* _PROBLEM_
Work out how many lines of the records hold the string "name", and reply with that number alone.

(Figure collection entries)
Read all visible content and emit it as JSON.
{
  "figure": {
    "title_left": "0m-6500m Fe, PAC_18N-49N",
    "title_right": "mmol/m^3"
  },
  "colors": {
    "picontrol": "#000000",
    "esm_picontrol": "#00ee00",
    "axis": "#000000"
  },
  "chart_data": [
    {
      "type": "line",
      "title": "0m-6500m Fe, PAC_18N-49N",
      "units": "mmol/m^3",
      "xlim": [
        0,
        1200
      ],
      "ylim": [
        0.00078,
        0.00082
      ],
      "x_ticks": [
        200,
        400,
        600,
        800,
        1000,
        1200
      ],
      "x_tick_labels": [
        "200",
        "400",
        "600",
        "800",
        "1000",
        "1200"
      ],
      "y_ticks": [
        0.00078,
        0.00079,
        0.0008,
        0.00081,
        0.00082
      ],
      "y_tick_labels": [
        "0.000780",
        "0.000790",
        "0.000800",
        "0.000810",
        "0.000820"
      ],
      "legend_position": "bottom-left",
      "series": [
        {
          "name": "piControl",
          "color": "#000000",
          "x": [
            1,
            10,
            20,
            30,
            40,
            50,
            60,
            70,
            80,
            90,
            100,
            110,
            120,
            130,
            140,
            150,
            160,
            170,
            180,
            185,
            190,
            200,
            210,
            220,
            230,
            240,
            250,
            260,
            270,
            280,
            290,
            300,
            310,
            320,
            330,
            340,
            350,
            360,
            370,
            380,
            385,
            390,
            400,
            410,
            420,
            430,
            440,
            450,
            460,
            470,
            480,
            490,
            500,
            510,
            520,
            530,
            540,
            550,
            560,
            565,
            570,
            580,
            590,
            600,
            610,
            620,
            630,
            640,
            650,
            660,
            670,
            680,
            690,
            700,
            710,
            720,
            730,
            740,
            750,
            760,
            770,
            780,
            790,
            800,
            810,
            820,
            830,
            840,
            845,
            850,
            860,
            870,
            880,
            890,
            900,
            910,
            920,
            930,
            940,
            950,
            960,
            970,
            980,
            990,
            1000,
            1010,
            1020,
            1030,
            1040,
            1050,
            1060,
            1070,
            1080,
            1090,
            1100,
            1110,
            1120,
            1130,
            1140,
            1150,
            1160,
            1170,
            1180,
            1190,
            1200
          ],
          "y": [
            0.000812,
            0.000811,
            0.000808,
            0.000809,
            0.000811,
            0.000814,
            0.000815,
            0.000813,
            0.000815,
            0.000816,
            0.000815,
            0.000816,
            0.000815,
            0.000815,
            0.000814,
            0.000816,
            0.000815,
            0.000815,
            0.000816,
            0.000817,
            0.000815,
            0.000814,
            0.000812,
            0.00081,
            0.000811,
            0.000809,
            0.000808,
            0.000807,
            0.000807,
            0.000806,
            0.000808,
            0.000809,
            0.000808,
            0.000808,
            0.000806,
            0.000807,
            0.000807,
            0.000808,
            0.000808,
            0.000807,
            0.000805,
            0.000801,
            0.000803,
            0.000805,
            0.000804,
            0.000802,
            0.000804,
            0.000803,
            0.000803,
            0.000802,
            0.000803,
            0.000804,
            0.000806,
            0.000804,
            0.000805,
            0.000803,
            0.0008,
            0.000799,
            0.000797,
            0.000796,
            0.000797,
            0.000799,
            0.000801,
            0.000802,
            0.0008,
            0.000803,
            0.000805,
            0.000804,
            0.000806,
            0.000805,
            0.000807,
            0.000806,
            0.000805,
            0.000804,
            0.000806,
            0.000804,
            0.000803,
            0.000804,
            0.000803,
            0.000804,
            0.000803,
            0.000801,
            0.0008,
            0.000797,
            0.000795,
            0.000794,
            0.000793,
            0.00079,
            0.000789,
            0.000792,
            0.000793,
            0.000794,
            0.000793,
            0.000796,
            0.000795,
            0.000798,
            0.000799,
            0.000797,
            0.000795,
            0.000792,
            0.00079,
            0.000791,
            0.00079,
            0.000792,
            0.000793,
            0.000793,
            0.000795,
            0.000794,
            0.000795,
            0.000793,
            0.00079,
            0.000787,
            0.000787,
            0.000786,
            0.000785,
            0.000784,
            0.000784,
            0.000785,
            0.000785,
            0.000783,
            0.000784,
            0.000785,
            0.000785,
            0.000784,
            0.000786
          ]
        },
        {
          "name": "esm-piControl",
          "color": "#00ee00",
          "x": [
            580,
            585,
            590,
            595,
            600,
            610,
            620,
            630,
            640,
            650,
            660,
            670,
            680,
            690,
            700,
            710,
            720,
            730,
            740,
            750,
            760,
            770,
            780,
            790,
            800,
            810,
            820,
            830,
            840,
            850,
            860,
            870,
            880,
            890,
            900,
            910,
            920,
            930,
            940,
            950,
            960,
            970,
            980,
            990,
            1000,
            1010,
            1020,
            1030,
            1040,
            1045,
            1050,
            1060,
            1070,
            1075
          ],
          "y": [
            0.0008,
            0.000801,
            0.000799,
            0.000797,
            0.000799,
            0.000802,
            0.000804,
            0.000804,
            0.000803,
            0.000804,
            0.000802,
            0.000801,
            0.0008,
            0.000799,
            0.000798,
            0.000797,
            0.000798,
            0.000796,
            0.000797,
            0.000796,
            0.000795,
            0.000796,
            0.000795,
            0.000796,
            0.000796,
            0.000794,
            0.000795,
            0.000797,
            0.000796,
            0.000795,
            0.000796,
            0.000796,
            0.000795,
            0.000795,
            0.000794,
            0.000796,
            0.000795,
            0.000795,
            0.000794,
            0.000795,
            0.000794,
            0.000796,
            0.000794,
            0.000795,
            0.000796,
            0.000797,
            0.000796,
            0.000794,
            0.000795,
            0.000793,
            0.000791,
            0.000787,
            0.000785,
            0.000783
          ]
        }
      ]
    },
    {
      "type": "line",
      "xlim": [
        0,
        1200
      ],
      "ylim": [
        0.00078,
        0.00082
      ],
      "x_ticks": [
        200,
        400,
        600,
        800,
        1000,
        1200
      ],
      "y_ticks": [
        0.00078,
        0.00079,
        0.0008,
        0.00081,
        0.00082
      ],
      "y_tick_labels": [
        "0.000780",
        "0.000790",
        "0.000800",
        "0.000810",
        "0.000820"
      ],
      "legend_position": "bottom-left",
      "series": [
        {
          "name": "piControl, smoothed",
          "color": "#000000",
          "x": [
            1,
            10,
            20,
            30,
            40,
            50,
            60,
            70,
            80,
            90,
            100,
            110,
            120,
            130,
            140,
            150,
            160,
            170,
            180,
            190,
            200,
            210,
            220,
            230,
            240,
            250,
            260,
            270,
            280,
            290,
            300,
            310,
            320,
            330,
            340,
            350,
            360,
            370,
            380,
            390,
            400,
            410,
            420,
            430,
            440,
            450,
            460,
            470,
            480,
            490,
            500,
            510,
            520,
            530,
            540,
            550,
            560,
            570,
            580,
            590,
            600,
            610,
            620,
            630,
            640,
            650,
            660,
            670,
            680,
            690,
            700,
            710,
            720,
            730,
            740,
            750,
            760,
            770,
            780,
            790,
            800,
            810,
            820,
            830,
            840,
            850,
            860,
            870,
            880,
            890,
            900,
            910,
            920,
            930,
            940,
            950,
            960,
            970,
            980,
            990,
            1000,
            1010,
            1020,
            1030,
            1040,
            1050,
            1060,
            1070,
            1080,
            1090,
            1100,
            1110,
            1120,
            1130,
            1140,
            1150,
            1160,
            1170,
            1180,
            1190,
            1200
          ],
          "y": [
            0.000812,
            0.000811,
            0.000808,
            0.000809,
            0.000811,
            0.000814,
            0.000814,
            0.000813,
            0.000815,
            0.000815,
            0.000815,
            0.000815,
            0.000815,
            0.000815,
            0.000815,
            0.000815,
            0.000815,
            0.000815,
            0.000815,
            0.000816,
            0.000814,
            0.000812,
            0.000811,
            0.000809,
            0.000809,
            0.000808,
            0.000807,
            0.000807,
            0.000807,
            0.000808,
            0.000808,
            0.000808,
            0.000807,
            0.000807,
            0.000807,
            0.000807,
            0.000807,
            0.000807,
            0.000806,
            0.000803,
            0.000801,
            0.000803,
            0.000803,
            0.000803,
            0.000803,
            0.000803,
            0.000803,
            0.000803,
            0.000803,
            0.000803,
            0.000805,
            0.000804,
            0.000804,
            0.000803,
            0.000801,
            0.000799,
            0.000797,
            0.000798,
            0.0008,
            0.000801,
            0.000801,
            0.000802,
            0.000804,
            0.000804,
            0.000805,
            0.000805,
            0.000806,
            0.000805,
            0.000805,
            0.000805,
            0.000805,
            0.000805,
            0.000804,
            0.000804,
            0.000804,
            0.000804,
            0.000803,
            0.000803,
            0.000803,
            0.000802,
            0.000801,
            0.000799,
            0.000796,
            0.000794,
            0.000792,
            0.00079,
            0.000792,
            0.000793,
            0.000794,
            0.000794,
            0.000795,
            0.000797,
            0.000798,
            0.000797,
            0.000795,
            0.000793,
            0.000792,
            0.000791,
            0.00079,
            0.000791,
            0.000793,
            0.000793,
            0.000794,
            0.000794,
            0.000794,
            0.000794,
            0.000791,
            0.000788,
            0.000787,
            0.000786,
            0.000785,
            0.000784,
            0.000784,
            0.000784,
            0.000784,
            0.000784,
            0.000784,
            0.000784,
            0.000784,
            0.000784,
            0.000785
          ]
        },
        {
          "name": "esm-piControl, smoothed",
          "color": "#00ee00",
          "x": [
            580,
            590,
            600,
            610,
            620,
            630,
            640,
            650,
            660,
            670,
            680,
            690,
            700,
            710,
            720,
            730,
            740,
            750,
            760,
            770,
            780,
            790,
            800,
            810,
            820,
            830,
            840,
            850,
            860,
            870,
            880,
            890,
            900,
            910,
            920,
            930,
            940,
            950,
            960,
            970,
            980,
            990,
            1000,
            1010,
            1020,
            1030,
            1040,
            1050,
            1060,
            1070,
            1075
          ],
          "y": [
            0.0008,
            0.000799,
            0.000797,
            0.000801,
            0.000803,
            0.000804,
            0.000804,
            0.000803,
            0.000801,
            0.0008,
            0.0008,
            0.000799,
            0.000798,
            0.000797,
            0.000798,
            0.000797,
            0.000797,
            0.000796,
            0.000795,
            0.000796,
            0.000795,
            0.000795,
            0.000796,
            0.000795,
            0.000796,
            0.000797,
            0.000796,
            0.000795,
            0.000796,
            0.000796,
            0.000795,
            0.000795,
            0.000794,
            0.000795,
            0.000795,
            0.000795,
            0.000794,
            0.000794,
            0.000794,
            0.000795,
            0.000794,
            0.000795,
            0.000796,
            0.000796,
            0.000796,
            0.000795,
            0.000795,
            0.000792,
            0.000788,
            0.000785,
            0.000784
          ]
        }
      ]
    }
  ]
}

* _ANSWER TO THIS EXERCISE_
4